▶ _What this task involves_: Please copy each of the records below line for line, keeping every character unchanged.

>> Start Raw data

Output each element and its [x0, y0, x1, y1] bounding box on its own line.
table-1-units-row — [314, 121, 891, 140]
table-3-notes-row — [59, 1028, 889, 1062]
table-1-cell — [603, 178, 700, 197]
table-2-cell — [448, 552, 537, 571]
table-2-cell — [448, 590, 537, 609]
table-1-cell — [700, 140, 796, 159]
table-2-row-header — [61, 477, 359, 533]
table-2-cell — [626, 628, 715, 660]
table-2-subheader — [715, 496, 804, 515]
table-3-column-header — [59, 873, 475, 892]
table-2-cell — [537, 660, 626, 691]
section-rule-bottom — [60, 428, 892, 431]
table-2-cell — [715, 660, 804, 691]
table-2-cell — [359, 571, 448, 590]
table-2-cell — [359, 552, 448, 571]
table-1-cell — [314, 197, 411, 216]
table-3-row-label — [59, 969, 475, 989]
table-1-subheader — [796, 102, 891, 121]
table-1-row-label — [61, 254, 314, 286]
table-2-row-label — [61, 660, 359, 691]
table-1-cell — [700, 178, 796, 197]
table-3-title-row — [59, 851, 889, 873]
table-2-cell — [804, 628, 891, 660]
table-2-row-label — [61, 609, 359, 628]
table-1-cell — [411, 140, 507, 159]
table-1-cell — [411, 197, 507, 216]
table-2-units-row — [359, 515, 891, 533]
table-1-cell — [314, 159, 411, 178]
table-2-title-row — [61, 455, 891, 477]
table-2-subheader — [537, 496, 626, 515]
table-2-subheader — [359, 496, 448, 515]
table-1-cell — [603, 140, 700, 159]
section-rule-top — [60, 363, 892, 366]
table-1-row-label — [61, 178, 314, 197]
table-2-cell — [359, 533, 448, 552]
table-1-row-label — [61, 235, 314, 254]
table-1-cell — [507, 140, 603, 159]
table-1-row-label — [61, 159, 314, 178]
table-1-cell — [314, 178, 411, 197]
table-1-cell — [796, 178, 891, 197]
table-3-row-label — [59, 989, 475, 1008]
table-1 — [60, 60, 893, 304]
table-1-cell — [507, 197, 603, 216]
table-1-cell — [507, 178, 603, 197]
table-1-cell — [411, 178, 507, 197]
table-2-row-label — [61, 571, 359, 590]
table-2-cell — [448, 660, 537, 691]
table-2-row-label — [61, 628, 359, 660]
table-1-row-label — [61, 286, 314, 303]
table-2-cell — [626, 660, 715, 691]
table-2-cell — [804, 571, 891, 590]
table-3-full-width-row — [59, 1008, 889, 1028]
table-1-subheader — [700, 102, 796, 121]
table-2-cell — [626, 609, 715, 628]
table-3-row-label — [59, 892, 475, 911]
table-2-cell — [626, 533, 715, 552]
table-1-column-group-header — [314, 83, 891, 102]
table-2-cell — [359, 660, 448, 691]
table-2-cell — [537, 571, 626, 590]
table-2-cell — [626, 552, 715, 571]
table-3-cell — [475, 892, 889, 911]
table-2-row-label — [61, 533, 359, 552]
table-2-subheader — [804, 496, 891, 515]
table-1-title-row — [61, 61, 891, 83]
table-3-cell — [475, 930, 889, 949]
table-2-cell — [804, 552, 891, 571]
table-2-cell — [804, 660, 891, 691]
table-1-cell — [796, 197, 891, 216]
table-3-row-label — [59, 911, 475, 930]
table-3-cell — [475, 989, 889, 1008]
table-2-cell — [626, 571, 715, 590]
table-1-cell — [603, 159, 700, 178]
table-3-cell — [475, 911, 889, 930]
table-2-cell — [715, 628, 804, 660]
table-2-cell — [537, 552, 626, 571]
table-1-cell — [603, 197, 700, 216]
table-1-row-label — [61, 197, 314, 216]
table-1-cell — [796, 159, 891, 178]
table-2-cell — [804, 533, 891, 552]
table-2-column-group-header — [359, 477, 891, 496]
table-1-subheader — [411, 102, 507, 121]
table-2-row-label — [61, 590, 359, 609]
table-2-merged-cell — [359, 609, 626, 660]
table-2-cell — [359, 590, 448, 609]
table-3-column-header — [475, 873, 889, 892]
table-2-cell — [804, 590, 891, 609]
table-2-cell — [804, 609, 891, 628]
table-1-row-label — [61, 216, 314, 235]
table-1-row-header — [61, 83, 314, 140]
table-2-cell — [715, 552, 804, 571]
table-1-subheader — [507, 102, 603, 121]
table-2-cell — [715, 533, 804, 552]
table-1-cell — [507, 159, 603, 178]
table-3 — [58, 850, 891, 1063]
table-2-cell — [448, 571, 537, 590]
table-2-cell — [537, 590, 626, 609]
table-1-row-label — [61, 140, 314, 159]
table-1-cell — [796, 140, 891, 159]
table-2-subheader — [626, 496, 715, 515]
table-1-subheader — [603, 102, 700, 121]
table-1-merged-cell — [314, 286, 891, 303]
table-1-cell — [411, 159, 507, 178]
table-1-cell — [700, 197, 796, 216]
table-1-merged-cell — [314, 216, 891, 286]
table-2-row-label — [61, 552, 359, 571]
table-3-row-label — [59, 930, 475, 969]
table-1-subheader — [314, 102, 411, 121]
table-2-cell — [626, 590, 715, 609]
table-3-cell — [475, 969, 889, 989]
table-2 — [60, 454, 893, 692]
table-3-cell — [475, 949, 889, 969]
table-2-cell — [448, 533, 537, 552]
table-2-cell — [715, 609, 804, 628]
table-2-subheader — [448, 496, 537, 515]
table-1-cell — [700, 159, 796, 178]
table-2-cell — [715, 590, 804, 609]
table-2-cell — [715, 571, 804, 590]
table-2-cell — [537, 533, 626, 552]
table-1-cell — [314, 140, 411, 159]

>> End Raw data

▶ _Full solution_:
Output each element and its [x0, y0, x1, y1] bounding box on its own line.
table-1-units-row — [314, 121, 891, 140]
table-3-notes-row — [59, 1028, 889, 1062]
table-1-cell — [603, 178, 700, 197]
table-2-cell — [448, 552, 537, 571]
table-2-cell — [448, 590, 537, 609]
table-1-cell — [700, 140, 796, 159]
table-2-row-header — [61, 477, 359, 533]
table-2-cell — [626, 628, 715, 660]
table-2-subheader — [715, 496, 804, 515]
table-3-column-header — [59, 873, 475, 892]
table-2-cell — [537, 660, 626, 691]
section-rule-bottom — [60, 428, 892, 431]
table-2-cell — [715, 660, 804, 691]
table-2-cell — [359, 571, 448, 590]
table-2-cell — [359, 552, 448, 571]
table-1-cell — [314, 197, 411, 216]
table-3-row-label — [59, 969, 475, 989]
table-1-subheader — [796, 102, 891, 121]
table-1-row-label — [61, 254, 314, 286]
table-2-row-label — [61, 660, 359, 691]
table-1-cell — [700, 178, 796, 197]
table-3-title-row — [59, 851, 889, 873]
table-2-cell — [804, 628, 891, 660]
table-2-row-label — [61, 609, 359, 628]
table-1-cell — [411, 140, 507, 159]
table-1-cell — [411, 197, 507, 216]
table-2-units-row — [359, 515, 891, 533]
table-1-cell — [314, 159, 411, 178]
table-2-title-row — [61, 455, 891, 477]
table-2-subheader — [537, 496, 626, 515]
table-2-subheader — [359, 496, 448, 515]
table-1-cell — [603, 140, 700, 159]
section-rule-top — [60, 363, 892, 366]
table-1-row-label — [61, 178, 314, 197]
table-2-cell — [359, 533, 448, 552]
table-1-row-label — [61, 235, 314, 254]
table-1-cell — [507, 140, 603, 159]
table-1-row-label — [61, 159, 314, 178]
table-1-cell — [314, 178, 411, 197]
table-1-cell — [796, 178, 891, 197]
table-3-row-label — [59, 989, 475, 1008]
table-1 — [60, 60, 893, 304]
table-1-cell — [507, 197, 603, 216]
table-1-cell — [507, 178, 603, 197]
table-1-cell — [411, 178, 507, 197]
table-2-row-label — [61, 571, 359, 590]
table-2-cell — [448, 660, 537, 691]
table-2-row-label — [61, 628, 359, 660]
table-1-row-label — [61, 286, 314, 303]
table-2-cell — [626, 660, 715, 691]
table-2-cell — [804, 571, 891, 590]
table-3-full-width-row — [59, 1008, 889, 1028]
table-1-subheader — [700, 102, 796, 121]
table-2-cell — [626, 609, 715, 628]
table-3-row-label — [59, 892, 475, 911]
table-2-cell — [626, 533, 715, 552]
table-1-column-group-header — [314, 83, 891, 102]
table-2-cell — [359, 660, 448, 691]
table-2-cell — [537, 571, 626, 590]
table-2-cell — [626, 552, 715, 571]
table-3-cell — [475, 892, 889, 911]
table-2-row-label — [61, 533, 359, 552]
table-2-subheader — [804, 496, 891, 515]
table-1-title-row — [61, 61, 891, 83]
table-3-cell — [475, 930, 889, 949]
table-2-cell — [804, 552, 891, 571]
table-2-cell — [804, 660, 891, 691]
table-1-cell — [796, 197, 891, 216]
table-3-row-label — [59, 911, 475, 930]
table-3-cell — [475, 989, 889, 1008]
table-2-cell — [626, 571, 715, 590]
table-1-cell — [603, 159, 700, 178]
table-3-cell — [475, 911, 889, 930]
table-2-cell — [715, 628, 804, 660]
table-2-cell — [537, 552, 626, 571]
table-1-cell — [603, 197, 700, 216]
table-1-row-label — [61, 197, 314, 216]
table-1-cell — [796, 159, 891, 178]
table-2-cell — [804, 533, 891, 552]
table-2-column-group-header — [359, 477, 891, 496]
table-1-subheader — [411, 102, 507, 121]
table-2-row-label — [61, 590, 359, 609]
table-2-merged-cell — [359, 609, 626, 660]
table-2-cell — [359, 590, 448, 609]
table-3-column-header — [475, 873, 889, 892]
table-2-cell — [804, 590, 891, 609]
table-2-cell — [804, 609, 891, 628]
table-1-row-label — [61, 216, 314, 235]
table-1-row-header — [61, 83, 314, 140]
table-2-cell — [715, 552, 804, 571]
table-1-subheader — [507, 102, 603, 121]
table-2-cell — [715, 533, 804, 552]
table-1-cell — [507, 159, 603, 178]
table-3 — [58, 850, 891, 1063]
table-2-cell — [448, 571, 537, 590]
table-2-cell — [537, 590, 626, 609]
table-1-row-label — [61, 140, 314, 159]
table-1-cell — [796, 140, 891, 159]
table-2-subheader — [626, 496, 715, 515]
table-1-subheader — [603, 102, 700, 121]
table-1-merged-cell — [314, 286, 891, 303]
table-1-cell — [411, 159, 507, 178]
table-1-cell — [700, 197, 796, 216]
table-1-merged-cell — [314, 216, 891, 286]
table-2-row-label — [61, 552, 359, 571]
table-3-row-label — [59, 930, 475, 969]
table-1-subheader — [314, 102, 411, 121]
table-2-cell — [626, 590, 715, 609]
table-3-cell — [475, 969, 889, 989]
table-2 — [60, 454, 893, 692]
table-3-cell — [475, 949, 889, 969]
table-2-cell — [448, 533, 537, 552]
table-2-cell — [715, 609, 804, 628]
table-2-subheader — [448, 496, 537, 515]
table-1-cell — [700, 159, 796, 178]
table-2-cell — [715, 590, 804, 609]
table-2-cell — [715, 571, 804, 590]
table-2-cell — [537, 533, 626, 552]
table-1-cell — [314, 140, 411, 159]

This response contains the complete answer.